Text block:
-------

Teaching

GRADUATE COURSES

University of Manitoba, Winnipeg (MB), Canada

Research Methods and Communications in Civil Engineering (CIVL 7990) - F2018
This course is co-taught by a team of instructors (course coordinator: Dr. Ahmed Shalaby)

Course Description and Learning Objectives: An important part of the education of graduate students is the development of critical thinking skills, acquisition of knowledge and advanced research skills, and honing of both oral and written communication skills such that they can communicate findings to the engineering community and general public.

This course will provide graduate students with valuable tools for planning, executing, and disseminating research their results. It is an interactive learning experience delivered through lectures, seminars, and presentations by guest speakers.

The course consists of eight teaching modules, each addressing a specific learning objective.

My Lectures: I will cover Module 3: Execute the Research Project including

Project Management/Professional Skills Development

  • How to plan a project? strategies, tools, and human resources.
  • How to define measurable and reasonable objectives?
  • How to align your energy and time schedule with your goals?
  • How to overcome bad habits during graduate studies? Expectations, time, professional behaviour.
  • Introduction to agile project management.

-------

Supplied entries:
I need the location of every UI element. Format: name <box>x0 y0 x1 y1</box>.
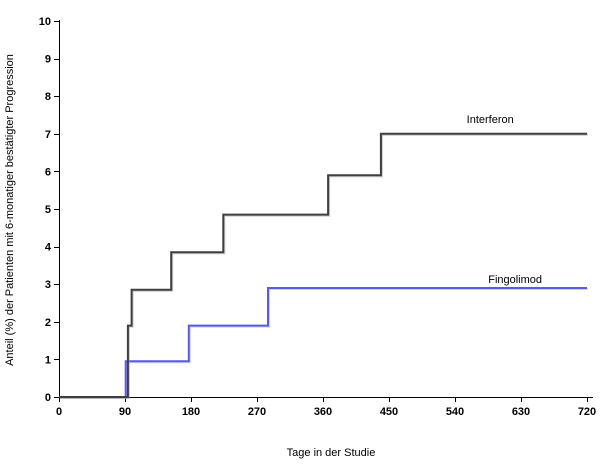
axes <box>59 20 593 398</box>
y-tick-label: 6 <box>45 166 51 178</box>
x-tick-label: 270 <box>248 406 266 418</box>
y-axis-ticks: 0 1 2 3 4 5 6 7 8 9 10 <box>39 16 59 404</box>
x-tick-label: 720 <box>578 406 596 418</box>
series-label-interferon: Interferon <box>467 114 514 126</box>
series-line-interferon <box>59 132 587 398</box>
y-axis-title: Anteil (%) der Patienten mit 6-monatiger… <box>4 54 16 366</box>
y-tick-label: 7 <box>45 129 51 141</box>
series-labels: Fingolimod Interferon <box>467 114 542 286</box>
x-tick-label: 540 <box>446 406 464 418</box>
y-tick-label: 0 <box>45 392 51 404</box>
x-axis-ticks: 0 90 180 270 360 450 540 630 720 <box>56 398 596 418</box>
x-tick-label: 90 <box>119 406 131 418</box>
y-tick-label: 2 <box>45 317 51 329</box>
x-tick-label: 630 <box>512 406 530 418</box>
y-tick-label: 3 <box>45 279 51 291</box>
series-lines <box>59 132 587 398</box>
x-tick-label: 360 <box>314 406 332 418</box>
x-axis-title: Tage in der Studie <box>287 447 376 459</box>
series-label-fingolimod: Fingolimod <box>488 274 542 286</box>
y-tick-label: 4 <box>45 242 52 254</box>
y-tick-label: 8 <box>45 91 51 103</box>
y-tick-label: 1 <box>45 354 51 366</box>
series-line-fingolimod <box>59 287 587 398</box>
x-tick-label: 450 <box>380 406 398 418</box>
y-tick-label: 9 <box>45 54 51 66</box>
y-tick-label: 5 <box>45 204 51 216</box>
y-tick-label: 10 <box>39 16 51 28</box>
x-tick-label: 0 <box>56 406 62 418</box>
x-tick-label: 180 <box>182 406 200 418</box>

-------

Given request 1: According to the course page, how many teaching modules does the course consist of?
Given request 2: Reproduce the stretch of the course page from "This course will" through "by guest speakers.".

Full solution 1: Eight

Full solution 2:
This course will provide graduate students with valuable tools for planning, executing, and disseminating research their results. It is an interactive learning experience delivered through lectures, seminars, and presentations by guest speakers.